─── Records

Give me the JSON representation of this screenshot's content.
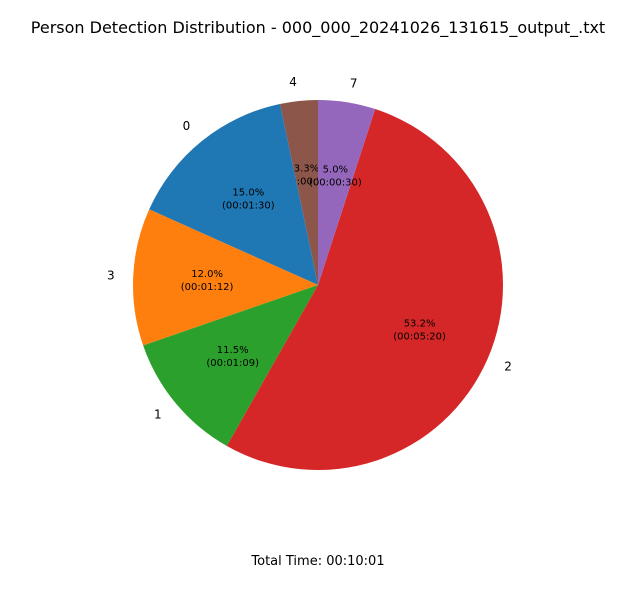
{
  "chart_data": {
    "type": "pie",
    "title": "Person Detection Distribution - 000_000_20241026_131615_output_.txt",
    "categories": [
      "4",
      "0",
      "3",
      "1",
      "2",
      "7"
    ],
    "values": [
      3.3,
      15.0,
      12.0,
      11.5,
      53.2,
      5.0
    ],
    "percent_labels": [
      "3.3%",
      "15.0%",
      "12.0%",
      "11.5%",
      "53.2%",
      "5.0%"
    ],
    "time_labels": [
      "(00:00:20)",
      "(00:01:30)",
      "(00:01:12)",
      "(00:01:09)",
      "(00:05:20)",
      "(00:00:30)"
    ],
    "colors": [
      "#8c564b",
      "#1f77b4",
      "#ff7f0e",
      "#2ca02c",
      "#d62728",
      "#9467bd"
    ],
    "start_angle_deg": 90,
    "direction": "counterclockwise"
  },
  "footer": {
    "total_time": "Total Time: 00:10:01"
  }
}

──────

**Problem description**
Print the full listing exactly, dropping the pictures.

**Task result**
Give me the JSON representation of this screenshot's content.
{
  "chart_data": {
    "type": "pie",
    "title": "Person Detection Distribution - 000_000_20241026_131615_output_.txt",
    "categories": [
      "4",
      "0",
      "3",
      "1",
      "2",
      "7"
    ],
    "values": [
      3.3,
      15.0,
      12.0,
      11.5,
      53.2,
      5.0
    ],
    "percent_labels": [
      "3.3%",
      "15.0%",
      "12.0%",
      "11.5%",
      "53.2%",
      "5.0%"
    ],
    "time_labels": [
      "(00:00:20)",
      "(00:01:30)",
      "(00:01:12)",
      "(00:01:09)",
      "(00:05:20)",
      "(00:00:30)"
    ],
    "colors": [
      "#8c564b",
      "#1f77b4",
      "#ff7f0e",
      "#2ca02c",
      "#d62728",
      "#9467bd"
    ],
    "start_angle_deg": 90,
    "direction": "counterclockwise"
  },
  "footer": {
    "total_time": "Total Time: 00:10:01"
  }
}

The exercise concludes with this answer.